START Provided entries

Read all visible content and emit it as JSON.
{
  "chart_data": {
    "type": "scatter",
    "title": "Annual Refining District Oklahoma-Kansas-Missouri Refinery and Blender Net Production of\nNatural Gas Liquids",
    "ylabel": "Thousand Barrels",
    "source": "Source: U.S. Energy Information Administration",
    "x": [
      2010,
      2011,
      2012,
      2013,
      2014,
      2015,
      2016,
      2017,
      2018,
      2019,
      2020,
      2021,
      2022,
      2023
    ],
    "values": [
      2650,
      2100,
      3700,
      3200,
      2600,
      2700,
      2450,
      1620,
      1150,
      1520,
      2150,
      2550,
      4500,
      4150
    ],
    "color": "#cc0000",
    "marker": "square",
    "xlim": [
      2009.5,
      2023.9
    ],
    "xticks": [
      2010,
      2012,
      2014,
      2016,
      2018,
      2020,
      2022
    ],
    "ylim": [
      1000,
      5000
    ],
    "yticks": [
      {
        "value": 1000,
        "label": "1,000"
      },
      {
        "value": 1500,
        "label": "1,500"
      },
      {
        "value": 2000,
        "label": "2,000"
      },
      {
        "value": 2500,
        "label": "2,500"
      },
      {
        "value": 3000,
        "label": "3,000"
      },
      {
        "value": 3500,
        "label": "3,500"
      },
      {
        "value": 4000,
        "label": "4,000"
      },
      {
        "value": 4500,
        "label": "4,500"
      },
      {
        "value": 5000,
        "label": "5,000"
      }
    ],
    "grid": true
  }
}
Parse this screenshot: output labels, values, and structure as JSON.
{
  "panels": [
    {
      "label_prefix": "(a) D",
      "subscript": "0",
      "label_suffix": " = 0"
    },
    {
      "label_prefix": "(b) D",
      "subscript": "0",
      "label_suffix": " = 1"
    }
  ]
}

END Provided entries
START Provided entries

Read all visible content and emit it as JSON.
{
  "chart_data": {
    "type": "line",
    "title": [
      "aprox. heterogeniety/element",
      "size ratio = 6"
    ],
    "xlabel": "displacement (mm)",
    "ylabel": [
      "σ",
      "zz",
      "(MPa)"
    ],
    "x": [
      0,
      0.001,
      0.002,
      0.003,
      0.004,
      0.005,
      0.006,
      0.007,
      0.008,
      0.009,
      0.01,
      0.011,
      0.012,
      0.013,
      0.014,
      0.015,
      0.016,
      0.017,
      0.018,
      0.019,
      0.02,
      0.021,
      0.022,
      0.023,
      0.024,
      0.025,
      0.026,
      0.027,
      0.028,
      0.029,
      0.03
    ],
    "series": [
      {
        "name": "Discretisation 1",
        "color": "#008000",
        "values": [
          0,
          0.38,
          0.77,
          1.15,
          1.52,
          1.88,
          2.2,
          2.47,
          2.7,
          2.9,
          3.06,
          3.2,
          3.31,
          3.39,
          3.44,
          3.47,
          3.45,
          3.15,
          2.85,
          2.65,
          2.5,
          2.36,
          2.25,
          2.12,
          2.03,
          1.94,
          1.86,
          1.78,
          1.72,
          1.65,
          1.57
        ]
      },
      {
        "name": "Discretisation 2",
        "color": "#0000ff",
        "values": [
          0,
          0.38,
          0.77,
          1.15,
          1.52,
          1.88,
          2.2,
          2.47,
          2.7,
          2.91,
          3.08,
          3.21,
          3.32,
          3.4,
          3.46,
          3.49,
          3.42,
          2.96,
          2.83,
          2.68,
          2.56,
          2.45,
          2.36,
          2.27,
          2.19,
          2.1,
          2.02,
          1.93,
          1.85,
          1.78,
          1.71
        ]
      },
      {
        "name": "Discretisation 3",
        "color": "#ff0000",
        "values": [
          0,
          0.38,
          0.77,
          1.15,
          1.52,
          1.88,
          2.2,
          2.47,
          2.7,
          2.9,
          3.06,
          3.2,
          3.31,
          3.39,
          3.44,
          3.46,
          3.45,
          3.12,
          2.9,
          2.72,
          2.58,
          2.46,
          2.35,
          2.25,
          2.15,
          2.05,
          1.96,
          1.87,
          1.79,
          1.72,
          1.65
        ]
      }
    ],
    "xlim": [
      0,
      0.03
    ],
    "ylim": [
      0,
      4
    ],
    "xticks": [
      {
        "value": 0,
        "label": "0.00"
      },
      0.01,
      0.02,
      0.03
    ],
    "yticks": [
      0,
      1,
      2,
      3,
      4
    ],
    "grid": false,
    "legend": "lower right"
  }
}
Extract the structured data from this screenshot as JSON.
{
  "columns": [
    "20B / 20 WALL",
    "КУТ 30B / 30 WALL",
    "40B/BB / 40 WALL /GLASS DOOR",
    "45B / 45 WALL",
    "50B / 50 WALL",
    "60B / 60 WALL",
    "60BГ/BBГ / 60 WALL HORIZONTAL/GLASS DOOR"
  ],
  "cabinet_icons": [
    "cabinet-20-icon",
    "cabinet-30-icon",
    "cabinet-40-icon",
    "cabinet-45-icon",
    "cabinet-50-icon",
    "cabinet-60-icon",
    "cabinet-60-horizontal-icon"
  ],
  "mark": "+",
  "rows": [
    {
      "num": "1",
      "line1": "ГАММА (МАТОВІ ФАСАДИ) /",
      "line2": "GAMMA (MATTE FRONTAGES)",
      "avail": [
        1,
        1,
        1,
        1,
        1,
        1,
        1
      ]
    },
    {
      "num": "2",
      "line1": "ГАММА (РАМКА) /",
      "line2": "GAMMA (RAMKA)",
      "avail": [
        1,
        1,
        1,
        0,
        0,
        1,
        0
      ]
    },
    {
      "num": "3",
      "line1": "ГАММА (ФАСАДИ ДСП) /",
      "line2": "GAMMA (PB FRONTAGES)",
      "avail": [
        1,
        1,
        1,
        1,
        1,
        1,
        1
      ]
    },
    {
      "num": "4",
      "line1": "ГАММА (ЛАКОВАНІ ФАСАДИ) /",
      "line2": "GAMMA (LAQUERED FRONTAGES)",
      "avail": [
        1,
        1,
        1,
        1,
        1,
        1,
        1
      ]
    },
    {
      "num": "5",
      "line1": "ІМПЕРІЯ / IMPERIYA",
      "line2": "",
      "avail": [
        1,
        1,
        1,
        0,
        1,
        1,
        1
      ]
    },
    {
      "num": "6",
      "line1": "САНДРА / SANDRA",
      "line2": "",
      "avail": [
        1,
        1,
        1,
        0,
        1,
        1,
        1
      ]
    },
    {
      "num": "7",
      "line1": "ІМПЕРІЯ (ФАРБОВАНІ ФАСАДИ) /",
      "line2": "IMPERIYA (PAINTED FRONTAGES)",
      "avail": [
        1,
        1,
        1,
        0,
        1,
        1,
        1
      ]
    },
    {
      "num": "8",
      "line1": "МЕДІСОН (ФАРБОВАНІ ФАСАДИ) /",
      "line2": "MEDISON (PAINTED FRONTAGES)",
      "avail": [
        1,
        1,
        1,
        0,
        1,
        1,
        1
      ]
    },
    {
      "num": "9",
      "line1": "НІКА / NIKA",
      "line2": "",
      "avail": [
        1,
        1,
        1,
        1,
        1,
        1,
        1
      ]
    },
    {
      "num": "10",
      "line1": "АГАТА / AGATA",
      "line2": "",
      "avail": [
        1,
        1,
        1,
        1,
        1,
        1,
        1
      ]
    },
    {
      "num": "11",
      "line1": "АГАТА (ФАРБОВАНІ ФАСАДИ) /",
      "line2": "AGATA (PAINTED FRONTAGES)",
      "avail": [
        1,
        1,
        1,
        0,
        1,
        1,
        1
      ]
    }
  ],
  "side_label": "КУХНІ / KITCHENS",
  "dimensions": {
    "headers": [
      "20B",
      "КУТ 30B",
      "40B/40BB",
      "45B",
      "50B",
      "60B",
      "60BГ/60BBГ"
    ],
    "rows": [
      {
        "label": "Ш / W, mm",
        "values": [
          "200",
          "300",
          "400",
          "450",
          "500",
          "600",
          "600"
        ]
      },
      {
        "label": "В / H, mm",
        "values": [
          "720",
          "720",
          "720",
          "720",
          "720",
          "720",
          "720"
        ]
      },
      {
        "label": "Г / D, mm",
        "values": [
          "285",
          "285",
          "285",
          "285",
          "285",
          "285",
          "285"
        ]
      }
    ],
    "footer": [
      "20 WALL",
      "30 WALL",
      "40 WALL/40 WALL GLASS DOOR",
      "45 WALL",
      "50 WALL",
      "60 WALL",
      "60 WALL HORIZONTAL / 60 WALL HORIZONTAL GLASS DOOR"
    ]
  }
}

END Provided entries
START Provided entries

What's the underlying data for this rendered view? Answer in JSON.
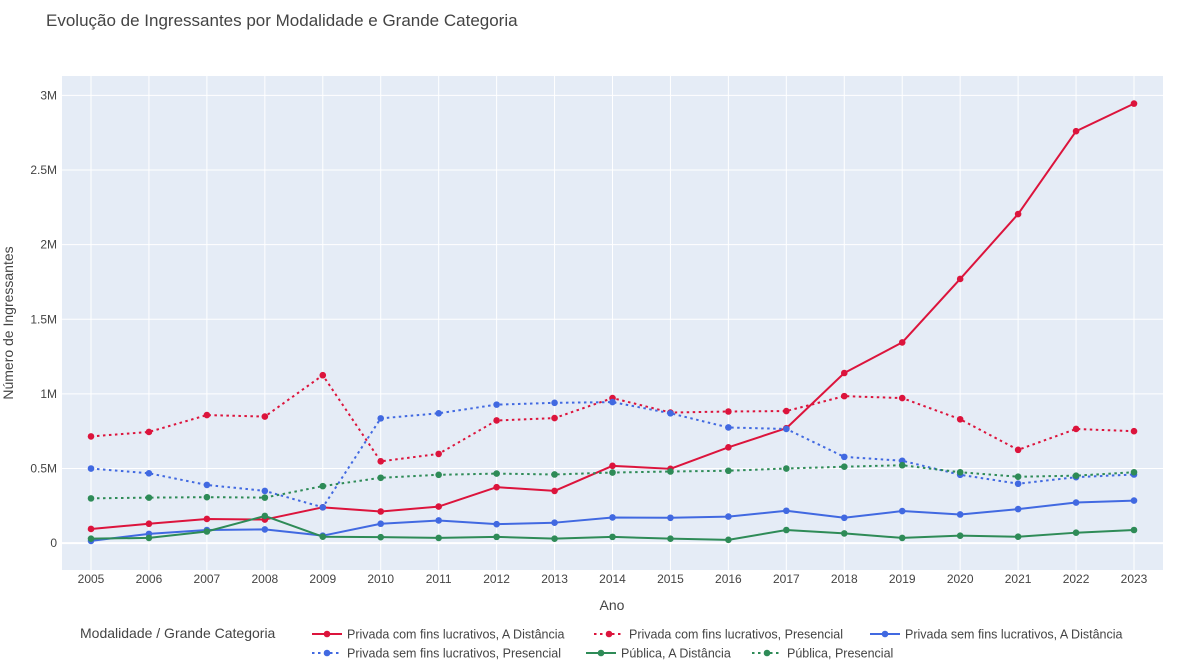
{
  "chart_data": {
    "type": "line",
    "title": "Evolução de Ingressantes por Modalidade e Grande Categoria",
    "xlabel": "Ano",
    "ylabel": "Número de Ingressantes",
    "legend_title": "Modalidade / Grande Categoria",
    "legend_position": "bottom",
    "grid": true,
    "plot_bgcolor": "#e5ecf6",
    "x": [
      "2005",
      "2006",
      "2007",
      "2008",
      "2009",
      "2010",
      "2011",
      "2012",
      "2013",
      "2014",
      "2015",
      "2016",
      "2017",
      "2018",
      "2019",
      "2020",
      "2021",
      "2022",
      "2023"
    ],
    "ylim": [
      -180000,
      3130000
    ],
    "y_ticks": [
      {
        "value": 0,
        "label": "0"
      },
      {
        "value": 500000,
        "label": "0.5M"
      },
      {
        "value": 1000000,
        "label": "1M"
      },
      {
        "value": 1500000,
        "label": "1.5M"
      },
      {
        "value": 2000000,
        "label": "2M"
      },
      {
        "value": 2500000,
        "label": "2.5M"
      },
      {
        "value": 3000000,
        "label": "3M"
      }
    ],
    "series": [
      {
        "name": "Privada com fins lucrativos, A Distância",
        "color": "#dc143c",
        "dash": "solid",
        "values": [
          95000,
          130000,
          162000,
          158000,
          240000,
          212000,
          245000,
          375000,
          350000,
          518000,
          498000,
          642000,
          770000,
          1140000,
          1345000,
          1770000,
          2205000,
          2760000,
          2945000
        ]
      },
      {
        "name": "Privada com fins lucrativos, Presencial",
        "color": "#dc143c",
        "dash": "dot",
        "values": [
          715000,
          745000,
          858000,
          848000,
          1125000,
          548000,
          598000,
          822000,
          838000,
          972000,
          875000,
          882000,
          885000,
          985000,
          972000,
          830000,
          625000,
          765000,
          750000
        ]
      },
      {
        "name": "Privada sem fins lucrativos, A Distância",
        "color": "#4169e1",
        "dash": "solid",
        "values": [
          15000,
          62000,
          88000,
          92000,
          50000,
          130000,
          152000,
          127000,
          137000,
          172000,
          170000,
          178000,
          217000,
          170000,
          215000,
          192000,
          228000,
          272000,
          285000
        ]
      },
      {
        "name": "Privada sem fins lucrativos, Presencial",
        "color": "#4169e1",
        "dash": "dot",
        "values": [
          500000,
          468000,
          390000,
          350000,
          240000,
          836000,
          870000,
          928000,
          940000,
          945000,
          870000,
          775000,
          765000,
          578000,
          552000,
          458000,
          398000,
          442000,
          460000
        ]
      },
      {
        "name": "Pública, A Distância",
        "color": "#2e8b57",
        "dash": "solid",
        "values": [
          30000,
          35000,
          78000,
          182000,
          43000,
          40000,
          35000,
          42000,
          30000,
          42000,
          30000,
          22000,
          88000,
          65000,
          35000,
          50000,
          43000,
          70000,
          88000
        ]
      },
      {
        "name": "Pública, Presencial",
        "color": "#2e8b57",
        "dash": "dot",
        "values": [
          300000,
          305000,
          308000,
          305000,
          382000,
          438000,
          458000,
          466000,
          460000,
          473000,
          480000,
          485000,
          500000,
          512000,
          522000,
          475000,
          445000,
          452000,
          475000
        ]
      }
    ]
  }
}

END Provided entries

* [Exercise details]:
Lines that include the word "IMPERIYA" are to be extracted from the data above.

* [Exercise solution]:
      "line1": "ІМПЕРІЯ / IMPERIYA",
      "line2": "IMPERIYA (PAINTED FRONTAGES)",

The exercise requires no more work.